• **What is being asked**: Without the images, write out the whole listing exactly.

• **Material shown**:
--

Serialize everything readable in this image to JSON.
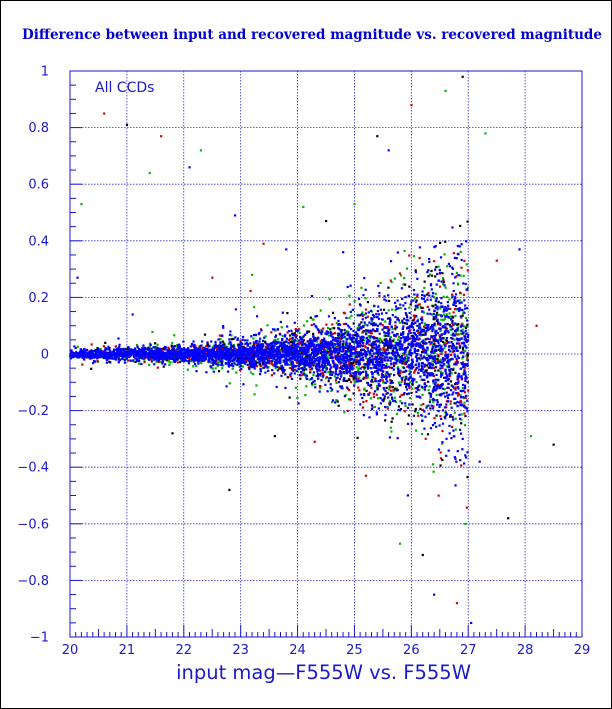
{
  "chart_data": {
    "type": "scatter",
    "title": "Difference between input and recovered magnitude vs. recovered magnitude",
    "xlabel": "input mag—F555W vs. F555W",
    "ylabel": "",
    "annotation": "All CCDs",
    "xlim": [
      20,
      29
    ],
    "ylim": [
      -1,
      1
    ],
    "x_ticks": [
      20,
      21,
      22,
      23,
      24,
      25,
      26,
      27,
      28,
      29
    ],
    "y_ticks": [
      -1,
      -0.8,
      -0.6,
      -0.4,
      -0.2,
      0,
      0.2,
      0.4,
      0.6,
      0.8,
      1
    ],
    "x_tick_labels": [
      "20",
      "21",
      "22",
      "23",
      "24",
      "25",
      "26",
      "27",
      "28",
      "29"
    ],
    "y_tick_labels": [
      "−1",
      "−0.8",
      "−0.6",
      "−0.4",
      "−0.2",
      "0",
      "0.2",
      "0.4",
      "0.6",
      "0.8",
      "1"
    ],
    "grid": true,
    "legend": "none",
    "distribution": {
      "x_min": 20,
      "x_cutoff": 27,
      "scatter_at_bright": 0.015,
      "scatter_at_faint": 0.2
    },
    "series": [
      {
        "color": "#0000ff",
        "points": 1900
      },
      {
        "color": "#00b400",
        "points": 900
      },
      {
        "color": "#d00000",
        "points": 650
      },
      {
        "color": "#000000",
        "points": 550
      }
    ],
    "outliers": [
      [
        20.13,
        0.27
      ],
      [
        20.2,
        0.53
      ],
      [
        20.6,
        0.85
      ],
      [
        21.0,
        0.81
      ],
      [
        21.1,
        0.14
      ],
      [
        21.4,
        0.64
      ],
      [
        21.6,
        0.77
      ],
      [
        21.8,
        -0.28
      ],
      [
        22.1,
        0.66
      ],
      [
        22.3,
        0.72
      ],
      [
        22.5,
        0.27
      ],
      [
        22.8,
        -0.48
      ],
      [
        22.9,
        0.49
      ],
      [
        23.2,
        0.28
      ],
      [
        23.4,
        0.39
      ],
      [
        23.6,
        -0.29
      ],
      [
        23.8,
        0.37
      ],
      [
        24.1,
        0.52
      ],
      [
        24.3,
        -0.31
      ],
      [
        24.5,
        0.47
      ],
      [
        24.8,
        0.36
      ],
      [
        25.0,
        0.53
      ],
      [
        25.2,
        -0.43
      ],
      [
        25.4,
        0.77
      ],
      [
        25.6,
        0.72
      ],
      [
        25.8,
        -0.67
      ],
      [
        26.0,
        0.88
      ],
      [
        26.2,
        -0.71
      ],
      [
        26.4,
        -0.85
      ],
      [
        26.6,
        0.93
      ],
      [
        26.8,
        -0.88
      ],
      [
        26.9,
        0.98
      ],
      [
        27.2,
        -0.38
      ],
      [
        27.3,
        0.78
      ],
      [
        27.5,
        0.33
      ],
      [
        27.7,
        -0.58
      ],
      [
        27.9,
        0.37
      ],
      [
        28.1,
        -0.29
      ],
      [
        28.2,
        0.1
      ],
      [
        28.5,
        -0.32
      ],
      [
        27.05,
        -0.95
      ],
      [
        26.95,
        -0.6
      ]
    ]
  }
}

--

• **Correct output**:
Serialize everything readable in this image to JSON.
{
  "chart_data": {
    "type": "scatter",
    "title": "Difference between input and recovered magnitude vs. recovered magnitude",
    "xlabel": "input mag—F555W vs. F555W",
    "ylabel": "",
    "annotation": "All CCDs",
    "xlim": [
      20,
      29
    ],
    "ylim": [
      -1,
      1
    ],
    "x_ticks": [
      20,
      21,
      22,
      23,
      24,
      25,
      26,
      27,
      28,
      29
    ],
    "y_ticks": [
      -1,
      -0.8,
      -0.6,
      -0.4,
      -0.2,
      0,
      0.2,
      0.4,
      0.6,
      0.8,
      1
    ],
    "x_tick_labels": [
      "20",
      "21",
      "22",
      "23",
      "24",
      "25",
      "26",
      "27",
      "28",
      "29"
    ],
    "y_tick_labels": [
      "−1",
      "−0.8",
      "−0.6",
      "−0.4",
      "−0.2",
      "0",
      "0.2",
      "0.4",
      "0.6",
      "0.8",
      "1"
    ],
    "grid": true,
    "legend": "none",
    "distribution": {
      "x_min": 20,
      "x_cutoff": 27,
      "scatter_at_bright": 0.015,
      "scatter_at_faint": 0.2
    },
    "series": [
      {
        "color": "#0000ff",
        "points": 1900
      },
      {
        "color": "#00b400",
        "points": 900
      },
      {
        "color": "#d00000",
        "points": 650
      },
      {
        "color": "#000000",
        "points": 550
      }
    ],
    "outliers": [
      [
        20.13,
        0.27
      ],
      [
        20.2,
        0.53
      ],
      [
        20.6,
        0.85
      ],
      [
        21.0,
        0.81
      ],
      [
        21.1,
        0.14
      ],
      [
        21.4,
        0.64
      ],
      [
        21.6,
        0.77
      ],
      [
        21.8,
        -0.28
      ],
      [
        22.1,
        0.66
      ],
      [
        22.3,
        0.72
      ],
      [
        22.5,
        0.27
      ],
      [
        22.8,
        -0.48
      ],
      [
        22.9,
        0.49
      ],
      [
        23.2,
        0.28
      ],
      [
        23.4,
        0.39
      ],
      [
        23.6,
        -0.29
      ],
      [
        23.8,
        0.37
      ],
      [
        24.1,
        0.52
      ],
      [
        24.3,
        -0.31
      ],
      [
        24.5,
        0.47
      ],
      [
        24.8,
        0.36
      ],
      [
        25.0,
        0.53
      ],
      [
        25.2,
        -0.43
      ],
      [
        25.4,
        0.77
      ],
      [
        25.6,
        0.72
      ],
      [
        25.8,
        -0.67
      ],
      [
        26.0,
        0.88
      ],
      [
        26.2,
        -0.71
      ],
      [
        26.4,
        -0.85
      ],
      [
        26.6,
        0.93
      ],
      [
        26.8,
        -0.88
      ],
      [
        26.9,
        0.98
      ],
      [
        27.2,
        -0.38
      ],
      [
        27.3,
        0.78
      ],
      [
        27.5,
        0.33
      ],
      [
        27.7,
        -0.58
      ],
      [
        27.9,
        0.37
      ],
      [
        28.1,
        -0.29
      ],
      [
        28.2,
        0.1
      ],
      [
        28.5,
        -0.32
      ],
      [
        27.05,
        -0.95
      ],
      [
        26.95,
        -0.6
      ]
    ]
  }
}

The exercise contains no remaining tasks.